Dataset entries:

__________________________________________________

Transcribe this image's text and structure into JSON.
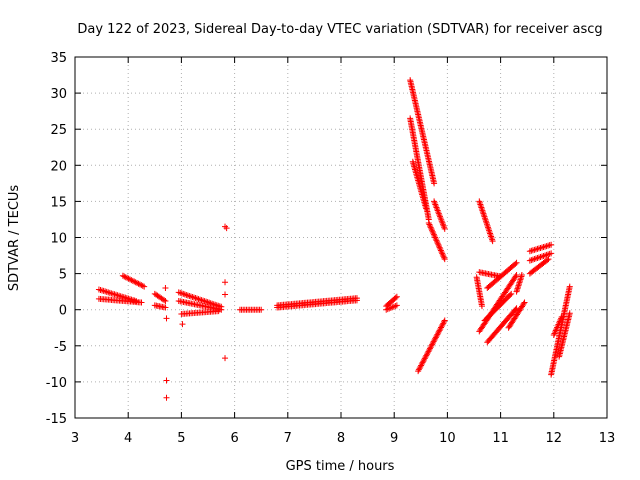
{
  "chart_data": {
    "type": "scatter",
    "title": "Day 122 of 2023, Sidereal Day-to-day VTEC variation (SDTVAR) for receiver ascg",
    "xlabel": "GPS time / hours",
    "ylabel": "SDTVAR / TECUs",
    "xlim": [
      3,
      13
    ],
    "ylim": [
      -15,
      35
    ],
    "xticks": [
      3,
      4,
      5,
      6,
      7,
      8,
      9,
      10,
      11,
      12,
      13
    ],
    "yticks": [
      -15,
      -10,
      -5,
      0,
      5,
      10,
      15,
      20,
      25,
      30,
      35
    ],
    "grid": true,
    "marker": "+",
    "color": "#ff0000",
    "tracks": [
      {
        "x_start": 3.45,
        "x_end": 4.25,
        "y_start": 1.5,
        "y_end": 1.0
      },
      {
        "x_start": 3.45,
        "x_end": 4.15,
        "y_start": 2.8,
        "y_end": 1.2
      },
      {
        "x_start": 3.9,
        "x_end": 4.3,
        "y_start": 4.7,
        "y_end": 3.2
      },
      {
        "x_start": 4.5,
        "x_end": 4.7,
        "y_start": 2.2,
        "y_end": 1.2
      },
      {
        "x_start": 4.5,
        "x_end": 4.7,
        "y_start": 0.6,
        "y_end": 0.3
      },
      {
        "x_start": 4.95,
        "x_end": 5.75,
        "y_start": 2.4,
        "y_end": 0.4
      },
      {
        "x_start": 4.95,
        "x_end": 5.75,
        "y_start": 1.2,
        "y_end": 0.0
      },
      {
        "x_start": 5.0,
        "x_end": 5.7,
        "y_start": -0.6,
        "y_end": -0.2
      },
      {
        "x_start": 6.1,
        "x_end": 6.5,
        "y_start": 0.0,
        "y_end": 0.0
      },
      {
        "x_start": 6.8,
        "x_end": 8.3,
        "y_start": 0.3,
        "y_end": 1.3
      },
      {
        "x_start": 6.8,
        "x_end": 8.3,
        "y_start": 0.6,
        "y_end": 1.6
      },
      {
        "x_start": 8.85,
        "x_end": 9.05,
        "y_start": 0.5,
        "y_end": 1.8
      },
      {
        "x_start": 8.85,
        "x_end": 9.05,
        "y_start": 0.0,
        "y_end": 0.6
      },
      {
        "x_start": 9.3,
        "x_end": 9.75,
        "y_start": 31.8,
        "y_end": 17.5
      },
      {
        "x_start": 9.75,
        "x_end": 9.95,
        "y_start": 15.0,
        "y_end": 11.2
      },
      {
        "x_start": 9.3,
        "x_end": 9.65,
        "y_start": 26.5,
        "y_end": 12.5
      },
      {
        "x_start": 9.65,
        "x_end": 9.95,
        "y_start": 12.0,
        "y_end": 7.0
      },
      {
        "x_start": 9.35,
        "x_end": 9.6,
        "y_start": 20.5,
        "y_end": 14.0
      },
      {
        "x_start": 9.45,
        "x_end": 9.95,
        "y_start": -8.5,
        "y_end": -1.5
      },
      {
        "x_start": 10.6,
        "x_end": 10.85,
        "y_start": 15.0,
        "y_end": 9.5
      },
      {
        "x_start": 10.55,
        "x_end": 10.65,
        "y_start": 4.5,
        "y_end": 0.5
      },
      {
        "x_start": 10.6,
        "x_end": 11.0,
        "y_start": 5.2,
        "y_end": 4.6
      },
      {
        "x_start": 10.75,
        "x_end": 11.3,
        "y_start": 3.0,
        "y_end": 6.5
      },
      {
        "x_start": 10.6,
        "x_end": 11.3,
        "y_start": -3.0,
        "y_end": 4.8
      },
      {
        "x_start": 10.7,
        "x_end": 11.2,
        "y_start": -1.5,
        "y_end": 2.2
      },
      {
        "x_start": 10.75,
        "x_end": 11.3,
        "y_start": -4.5,
        "y_end": 0.2
      },
      {
        "x_start": 11.15,
        "x_end": 11.45,
        "y_start": -2.5,
        "y_end": 1.0
      },
      {
        "x_start": 11.3,
        "x_end": 11.4,
        "y_start": 2.5,
        "y_end": 4.8
      },
      {
        "x_start": 11.55,
        "x_end": 11.95,
        "y_start": 8.1,
        "y_end": 9.0
      },
      {
        "x_start": 11.55,
        "x_end": 11.95,
        "y_start": 6.8,
        "y_end": 7.8
      },
      {
        "x_start": 11.55,
        "x_end": 11.9,
        "y_start": 5.0,
        "y_end": 7.0
      },
      {
        "x_start": 11.95,
        "x_end": 12.3,
        "y_start": -9.0,
        "y_end": 3.2
      },
      {
        "x_start": 12.1,
        "x_end": 12.3,
        "y_start": -6.5,
        "y_end": -0.5
      },
      {
        "x_start": 12.0,
        "x_end": 12.15,
        "y_start": -3.5,
        "y_end": -1.0
      }
    ],
    "isolated_points": [
      {
        "x": 4.7,
        "y": 3.0
      },
      {
        "x": 4.72,
        "y": -1.2
      },
      {
        "x": 4.72,
        "y": -9.8
      },
      {
        "x": 4.72,
        "y": -12.2
      },
      {
        "x": 5.02,
        "y": -2.0
      },
      {
        "x": 5.82,
        "y": 11.5
      },
      {
        "x": 5.85,
        "y": 11.3
      },
      {
        "x": 5.82,
        "y": 3.8
      },
      {
        "x": 5.82,
        "y": 2.1
      },
      {
        "x": 5.82,
        "y": -6.7
      }
    ]
  }
}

__________________________________________________

Pick out each line containing the string "SDTVAR" and copy it.

Task solution:
    "title": "Day 122 of 2023, Sidereal Day-to-day VTEC variation (SDTVAR) for receiver ascg",
    "ylabel": "SDTVAR / TECUs",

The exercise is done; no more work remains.